GIVEN EXERCISE - Without including any pictures, copy each entry below exactly.

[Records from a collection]
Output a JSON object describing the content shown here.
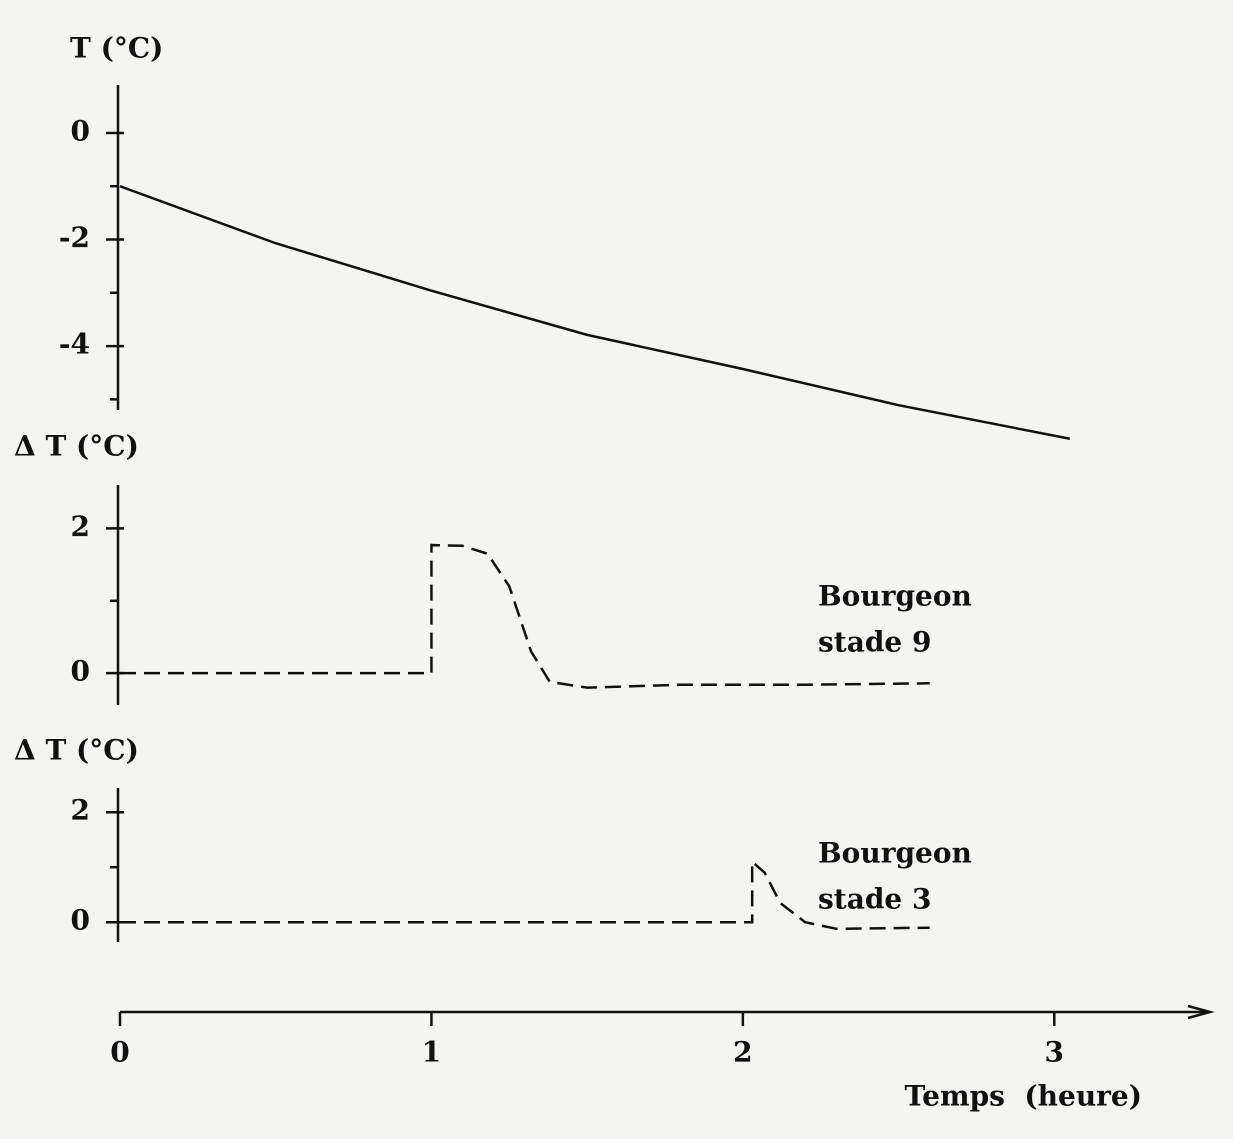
{
  "chart_data": [
    {
      "type": "line",
      "ylabel": "T (°C)",
      "xlim": [
        0,
        3.5
      ],
      "ylim": [
        -5.2,
        0.9
      ],
      "yticks": [
        0,
        -2,
        -4
      ],
      "yminorticks": [
        -1,
        -3,
        -5
      ],
      "line_style": "solid",
      "color": "#111111",
      "x": [
        0,
        0.5,
        1,
        1.5,
        2,
        2.5,
        3.05
      ],
      "values": [
        -1,
        -2.07,
        -2.96,
        -3.79,
        -4.43,
        -5.11,
        -5.74
      ]
    },
    {
      "type": "line",
      "ylabel": "Δ T (°C)",
      "xlim": [
        0,
        3.5
      ],
      "ylim": [
        -0.44,
        2.6
      ],
      "yticks": [
        0,
        2
      ],
      "yminorticks": [
        1
      ],
      "line_style": "dashed",
      "color": "#111111",
      "annotation": [
        "Bourgeon",
        "stade 9"
      ],
      "x": [
        0,
        1,
        1,
        1.1,
        1.18,
        1.25,
        1.32,
        1.38,
        1.5,
        1.8,
        2.2,
        2.6
      ],
      "values": [
        0,
        0,
        1.77,
        1.76,
        1.65,
        1.2,
        0.3,
        -0.12,
        -0.2,
        -0.16,
        -0.16,
        -0.14
      ]
    },
    {
      "type": "line",
      "ylabel": "Δ T (°C)",
      "xlim": [
        0,
        3.5
      ],
      "ylim": [
        -0.36,
        2.44
      ],
      "yticks": [
        0,
        2
      ],
      "yminorticks": [
        1
      ],
      "line_style": "dashed",
      "color": "#111111",
      "annotation": [
        "Bourgeon",
        "stade 3"
      ],
      "x": [
        0,
        2.03,
        2.03,
        2.07,
        2.12,
        2.2,
        2.3,
        2.6
      ],
      "values": [
        0,
        0,
        1.1,
        0.9,
        0.35,
        0,
        -0.12,
        -0.1
      ],
      "xticks": [
        0,
        1,
        2,
        3
      ],
      "xlabel": "Temps  (heure)"
    }
  ]
}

FULL SOLUTION -
Output a JSON object describing the content shown here.
{
  "chart_data": [
    {
      "type": "line",
      "ylabel": "T (°C)",
      "xlim": [
        0,
        3.5
      ],
      "ylim": [
        -5.2,
        0.9
      ],
      "yticks": [
        0,
        -2,
        -4
      ],
      "yminorticks": [
        -1,
        -3,
        -5
      ],
      "line_style": "solid",
      "color": "#111111",
      "x": [
        0,
        0.5,
        1,
        1.5,
        2,
        2.5,
        3.05
      ],
      "values": [
        -1,
        -2.07,
        -2.96,
        -3.79,
        -4.43,
        -5.11,
        -5.74
      ]
    },
    {
      "type": "line",
      "ylabel": "Δ T (°C)",
      "xlim": [
        0,
        3.5
      ],
      "ylim": [
        -0.44,
        2.6
      ],
      "yticks": [
        0,
        2
      ],
      "yminorticks": [
        1
      ],
      "line_style": "dashed",
      "color": "#111111",
      "annotation": [
        "Bourgeon",
        "stade 9"
      ],
      "x": [
        0,
        1,
        1,
        1.1,
        1.18,
        1.25,
        1.32,
        1.38,
        1.5,
        1.8,
        2.2,
        2.6
      ],
      "values": [
        0,
        0,
        1.77,
        1.76,
        1.65,
        1.2,
        0.3,
        -0.12,
        -0.2,
        -0.16,
        -0.16,
        -0.14
      ]
    },
    {
      "type": "line",
      "ylabel": "Δ T (°C)",
      "xlim": [
        0,
        3.5
      ],
      "ylim": [
        -0.36,
        2.44
      ],
      "yticks": [
        0,
        2
      ],
      "yminorticks": [
        1
      ],
      "line_style": "dashed",
      "color": "#111111",
      "annotation": [
        "Bourgeon",
        "stade 3"
      ],
      "x": [
        0,
        2.03,
        2.03,
        2.07,
        2.12,
        2.2,
        2.3,
        2.6
      ],
      "values": [
        0,
        0,
        1.1,
        0.9,
        0.35,
        0,
        -0.12,
        -0.1
      ],
      "xticks": [
        0,
        1,
        2,
        3
      ],
      "xlabel": "Temps  (heure)"
    }
  ]
}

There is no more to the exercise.